Passage given:
-------------------------

= Tom Voltaire Okwalinga =

Ugandan social media personality

Tom Voltaire Okwalinga also known as TVO is an anonymous Ugandan and famous social media critique of the Uganda's government.
He has been leaking a series of the Uganda's government secrets through his Facebook account for which he has over 120,000 followers.

In April 2014, he posted a secret tape that implicated the Inspector General of Police (IGP) of the Uganda Police Force then, Kale Kayihura’s attempt to investigate and curtail Amama Mbabazi’s underneath campaign to oust President Museveni in the 2016 presidential elections.

No one knows the true identity of TVO including his many followers and Facebook refused to reveal his identity to the Uganda government.

== The search ==
The government of Uganda set out to search for the masked unknown social media blogger in vain. While he continued to unleash government related information, government ran to court to compel Facebook to reveal the identity of the man who proved to be a headcahe to them.

-------------------------

Given records:

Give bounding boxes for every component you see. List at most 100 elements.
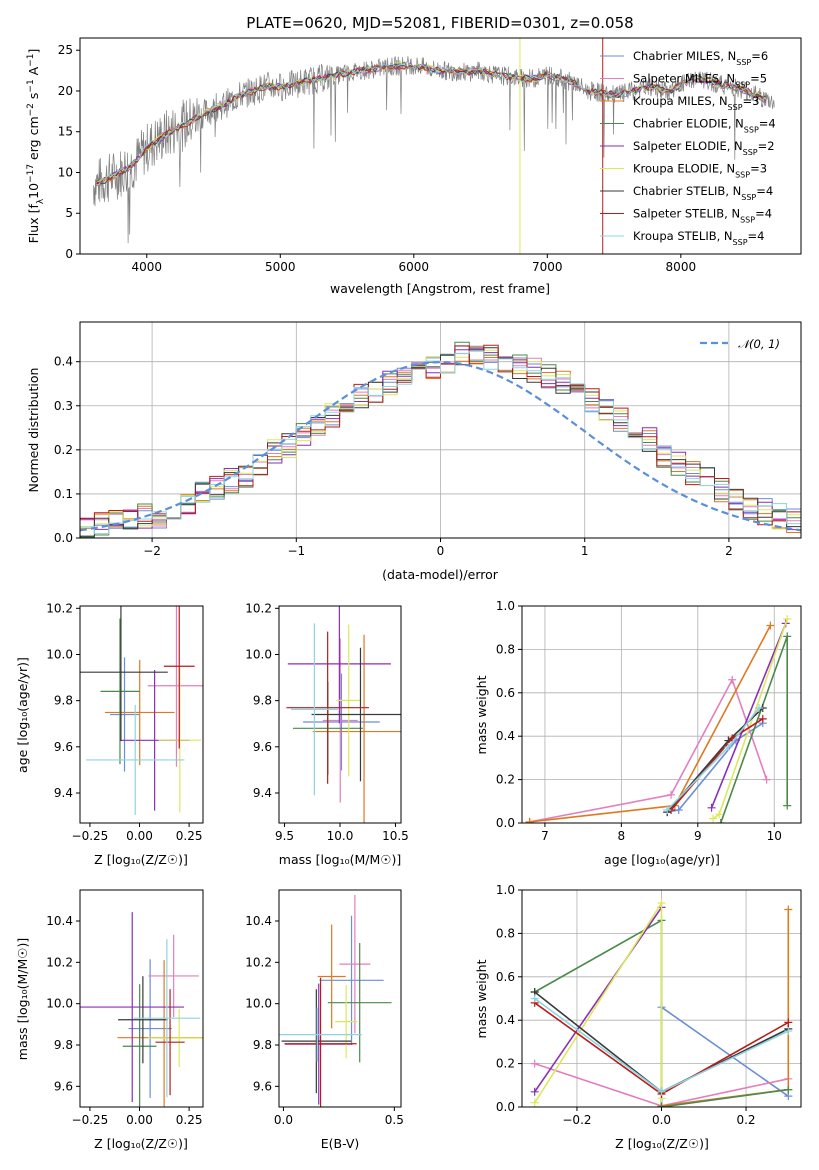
spectrum-ytick-label: 5 (65, 206, 73, 220)
spectrum-lines (93, 38, 775, 254)
weight-vs-z-marker (657, 1087, 666, 1096)
age-vs-mass-points (286, 606, 401, 823)
weight-vs-age-marker (674, 805, 683, 814)
weight-vs-age-line-4 (710, 623, 787, 809)
ylabel-part: −17 (26, 164, 36, 183)
mass-vs-ebv-xtick-label: 0.0 (274, 1113, 293, 1127)
legend-sub: SSP (736, 58, 751, 67)
weight-vs-age-marker (783, 615, 792, 624)
hist-ytick-label: 0.1 (54, 487, 73, 501)
weight-vs-age-xtick-label: 8 (618, 829, 626, 843)
legend-label: Salpeter MILES, NSSP=5 (633, 72, 767, 90)
weight-vs-age-marker (754, 703, 763, 712)
model-spectrum-7 (95, 64, 767, 184)
hist-xlabel: (data-model)/error (382, 567, 499, 582)
legend-label: Salpeter STELIB, NSSP=4 (633, 207, 772, 225)
hist-ytick-label: 0.3 (54, 399, 73, 413)
spectrum-ytick-label: 20 (58, 84, 73, 98)
weight-vs-z-series (530, 899, 793, 1107)
legend-label: Chabrier ELODIE, NSSP=4 (633, 117, 776, 135)
hist-ylabel: Normed distribution (26, 368, 41, 493)
mass-vs-z-ytick-label: 10.4 (46, 914, 73, 928)
legend-sub: SSP (741, 193, 756, 202)
legend-main: Kroupa MILES, N (633, 94, 728, 108)
weight-vs-age-marker (707, 803, 716, 812)
weight-vs-age-xtick-label: 7 (541, 829, 549, 843)
spectrum-ytick-label: 0 (65, 247, 73, 261)
hist-ytick-label: 0.2 (54, 443, 73, 457)
legend-label: Kroupa MILES, NSSP=3 (633, 94, 759, 112)
ylabel-part: A (26, 66, 41, 79)
age-vs-z-xtick-label: 0.00 (126, 829, 153, 843)
age-vs-z-frame (79, 605, 204, 824)
age-vs-mass-ytick-label: 10.0 (245, 647, 272, 661)
age-vs-z-ytick-label: 10.0 (46, 647, 73, 661)
legend-main: Kroupa STELIB, N (633, 229, 733, 243)
legend-main: Chabrier MILES, N (633, 49, 736, 63)
mass-vs-ebv-ytick-label: 10.2 (245, 955, 272, 969)
weight-vs-z-xtick-label: 0.0 (652, 1113, 671, 1127)
legend-tail: =3 (750, 162, 767, 176)
spectrum-xtick-label: 4000 (131, 260, 162, 274)
weight-vs-z-marker (784, 1018, 793, 1027)
legend-sub: SSP (728, 103, 743, 112)
weight-vs-age-line-2 (529, 625, 772, 823)
age-vs-mass-xtick-label: 10.0 (327, 829, 354, 843)
spectrum-ylabel: Flux [fλ10−17 erg cm−2 s−1 A−1] (26, 49, 46, 244)
weight-vs-age-ytick-label: 0.2 (496, 773, 515, 787)
legend-label: Salpeter ELODIE, NSSP=2 (633, 139, 775, 157)
mass-vs-z-xlabel: Z [log₁₀(Z/Z☉)] (94, 1136, 188, 1151)
legend-sub: SSP (735, 80, 750, 89)
mass-vs-ebv-ytick-label: 10.4 (245, 914, 272, 928)
model-spectrum-8 (95, 63, 767, 186)
weight-vs-age-ytick-label: 0.8 (496, 642, 515, 656)
weight-vs-age-marker (766, 621, 775, 630)
legend-tail: =4 (748, 229, 765, 243)
weight-vs-age-xtick-label: 9 (694, 829, 702, 843)
weight-vs-z-ylabel: mass weight (474, 959, 489, 1038)
legend-sub: SSP (744, 125, 759, 134)
weight-vs-age-marker (663, 805, 672, 814)
weight-vs-z-line-0 (661, 1006, 789, 1097)
weight-vs-age-marker (783, 801, 792, 810)
weight-vs-age-ytick-label: 0.6 (496, 686, 515, 700)
ylabel-part: erg cm (26, 116, 41, 164)
age-vs-z-xtick-label: 0.25 (176, 829, 203, 843)
ylabel-part: −2 (26, 103, 36, 116)
weight-vs-z-line-2 (661, 909, 790, 1107)
weight-vs-age-frame (521, 605, 802, 824)
weight-vs-z-marker (530, 994, 539, 1003)
mass-vs-z-ytick-label: 9.8 (54, 1038, 73, 1052)
hist-xtick-label: 2 (725, 544, 733, 558)
ylabel-part: −1 (26, 79, 36, 92)
mass-vs-z-frame (79, 889, 204, 1108)
legend-sub: SSP (733, 238, 748, 247)
weight-vs-age-ytick-label: 0.0 (496, 816, 515, 830)
weight-vs-age-ylabel: mass weight (474, 675, 489, 754)
legend-tail: =5 (750, 72, 767, 86)
weight-vs-age-series (525, 615, 792, 823)
mass-vs-z-xtick-label: 0.25 (176, 1113, 203, 1127)
legend-main: Salpeter MILES, N (633, 72, 735, 86)
hist-xtick-label: −1 (287, 544, 305, 558)
mass-vs-ebv-xlabel: E(B-V) (321, 1136, 360, 1151)
age-vs-mass-ytick-label: 9.4 (253, 786, 272, 800)
mass-vs-ebv-points (279, 894, 392, 1107)
age-vs-z-xtick-label: −0.25 (72, 829, 109, 843)
legend-sub: SSP (740, 215, 755, 224)
weight-vs-z-ytick-label: 0.0 (496, 1100, 515, 1114)
weight-vs-age-marker (728, 675, 737, 684)
ylabel-part: 10 (26, 183, 41, 199)
weight-vs-age-marker (709, 814, 718, 823)
weight-vs-age-line-3 (719, 636, 788, 823)
mass-vs-ebv-ytick-label: 9.8 (253, 1038, 272, 1052)
legend-tail: =4 (759, 117, 776, 131)
ylabel-part: Flux [f (26, 204, 41, 244)
spectrum-xtick-label: 6000 (399, 260, 430, 274)
mass-vs-z-xtick-label: 0.00 (126, 1113, 153, 1127)
weight-vs-z-marker (784, 1027, 793, 1036)
hist-xtick-label: −2 (143, 544, 161, 558)
weight-vs-z-ytick-label: 0.4 (496, 1013, 515, 1027)
ylabel-part: −1 (26, 54, 36, 67)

-------------------------

Exercise requirements:
A: From the passage on Tom Voltaire Okwalinga, extract the part that begins with the words "He has been" and ends with "2016 presidential elections.", copying it word for word.
B: Repeat the lines of the records from the line containing "spectrum-ytick-label: 5 (65, 206, 73, 220)" through the line containing "legend-label: Salpeter MILES, NSSP=5", both included, without changing them.

Expected results:
A:
He has been leaking a series of the Uganda's government secrets through his Facebook account for which he has over 120,000 followers.

In April 2014, he posted a secret tape that implicated the Inspector General of Police (IGP) of the Uganda Police Force then, Kale Kayihura’s attempt to investigate and curtail Amama Mbabazi’s underneath campaign to oust President Museveni in the 2016 presidential elections.

B:
spectrum-ytick-label: 5 (65, 206, 73, 220)
spectrum-lines (93, 38, 775, 254)
weight-vs-z-marker (657, 1087, 666, 1096)
age-vs-mass-points (286, 606, 401, 823)
weight-vs-age-marker (674, 805, 683, 814)
weight-vs-age-line-4 (710, 623, 787, 809)
ylabel-part: −17 (26, 164, 36, 183)
mass-vs-ebv-xtick-label: 0.0 (274, 1113, 293, 1127)
legend-sub: SSP (736, 58, 751, 67)
weight-vs-age-marker (783, 615, 792, 624)
hist-ytick-label: 0.1 (54, 487, 73, 501)
weight-vs-age-xtick-label: 8 (618, 829, 626, 843)
legend-label: Salpeter MILES, NSSP=5 (633, 72, 767, 90)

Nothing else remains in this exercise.